◆ WORK TO COMPLETE: Drop every picture and give the entries back exactly.
# # # # # # #
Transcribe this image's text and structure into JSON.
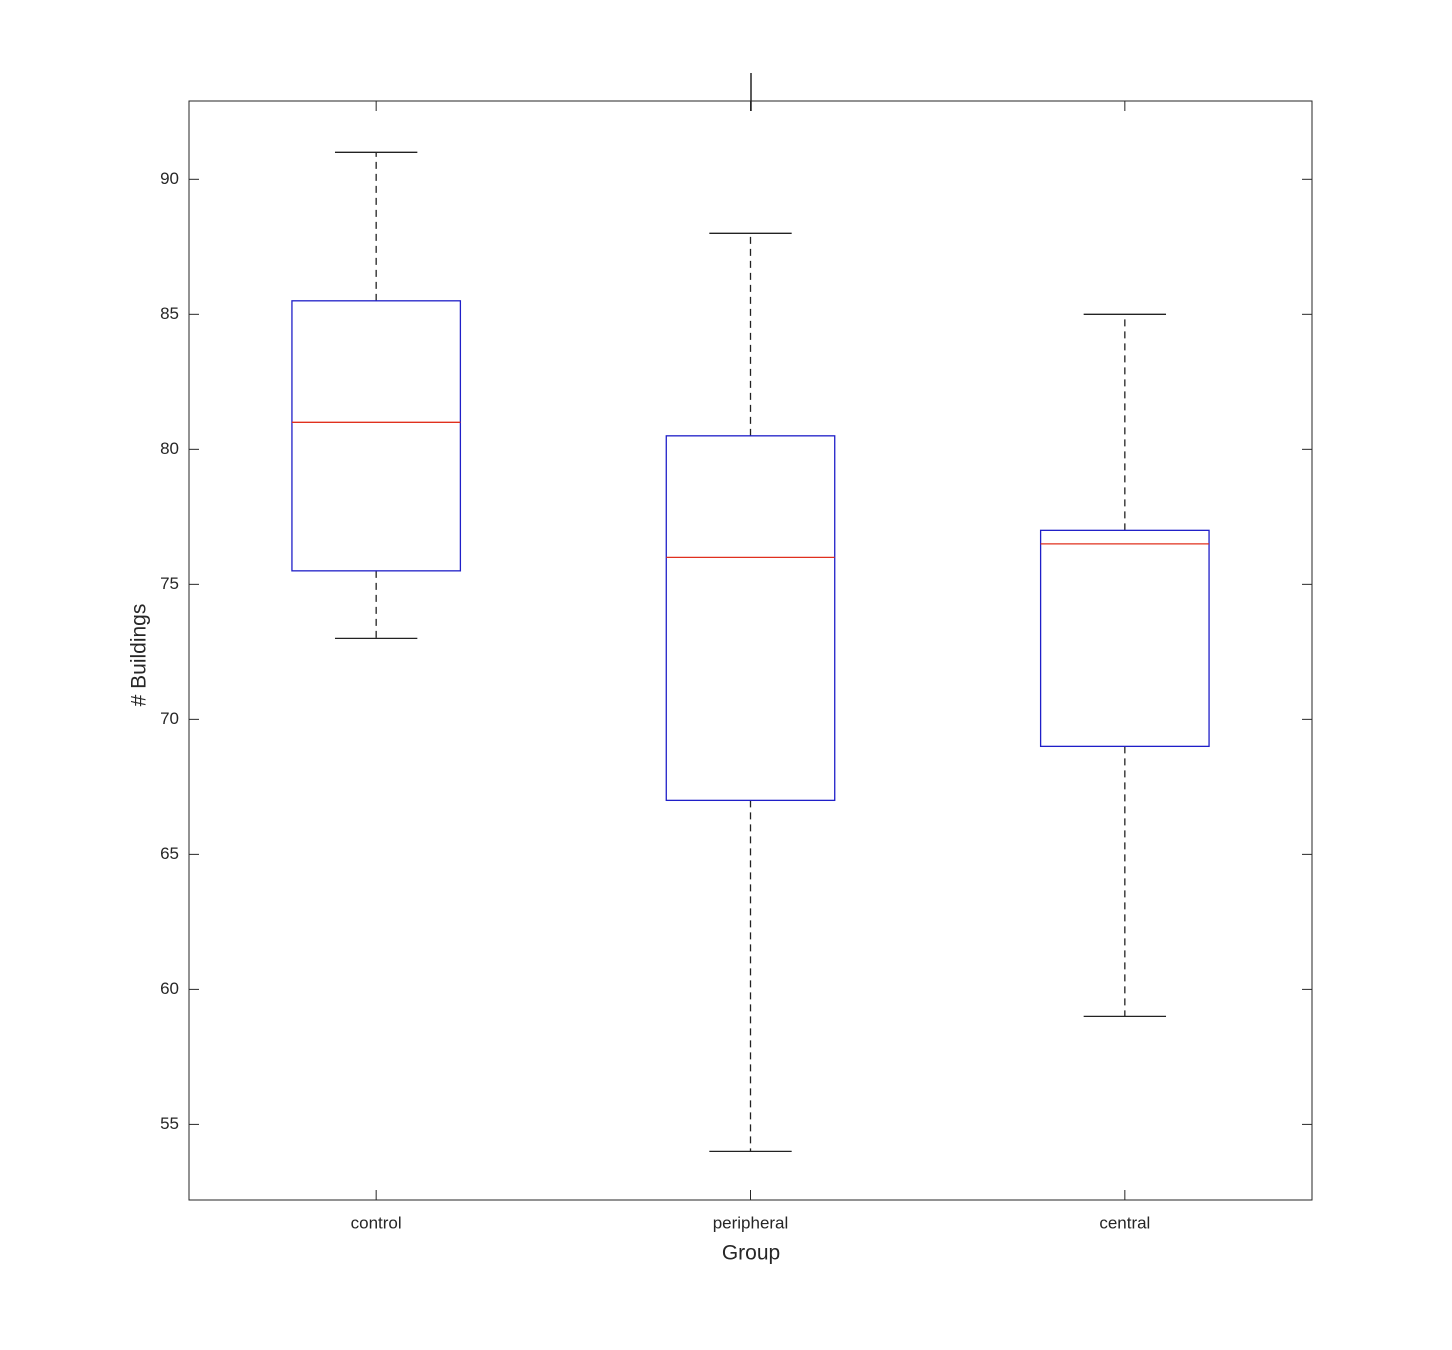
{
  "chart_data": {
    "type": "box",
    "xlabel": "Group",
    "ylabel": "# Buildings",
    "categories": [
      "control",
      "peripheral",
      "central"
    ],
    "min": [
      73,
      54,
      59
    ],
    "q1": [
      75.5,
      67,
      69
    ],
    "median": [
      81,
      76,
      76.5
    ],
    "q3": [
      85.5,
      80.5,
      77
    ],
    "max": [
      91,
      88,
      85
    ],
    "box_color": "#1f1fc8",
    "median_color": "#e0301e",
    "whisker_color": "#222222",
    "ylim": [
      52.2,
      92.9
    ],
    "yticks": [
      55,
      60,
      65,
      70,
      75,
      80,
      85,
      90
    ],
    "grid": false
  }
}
# # # # # # #
◆ FINISHED EXERCISE:
Transcribe this image's text and structure into JSON.
{
  "chart_data": {
    "type": "box",
    "xlabel": "Group",
    "ylabel": "# Buildings",
    "categories": [
      "control",
      "peripheral",
      "central"
    ],
    "min": [
      73,
      54,
      59
    ],
    "q1": [
      75.5,
      67,
      69
    ],
    "median": [
      81,
      76,
      76.5
    ],
    "q3": [
      85.5,
      80.5,
      77
    ],
    "max": [
      91,
      88,
      85
    ],
    "box_color": "#1f1fc8",
    "median_color": "#e0301e",
    "whisker_color": "#222222",
    "ylim": [
      52.2,
      92.9
    ],
    "yticks": [
      55,
      60,
      65,
      70,
      75,
      80,
      85,
      90
    ],
    "grid": false
  }
}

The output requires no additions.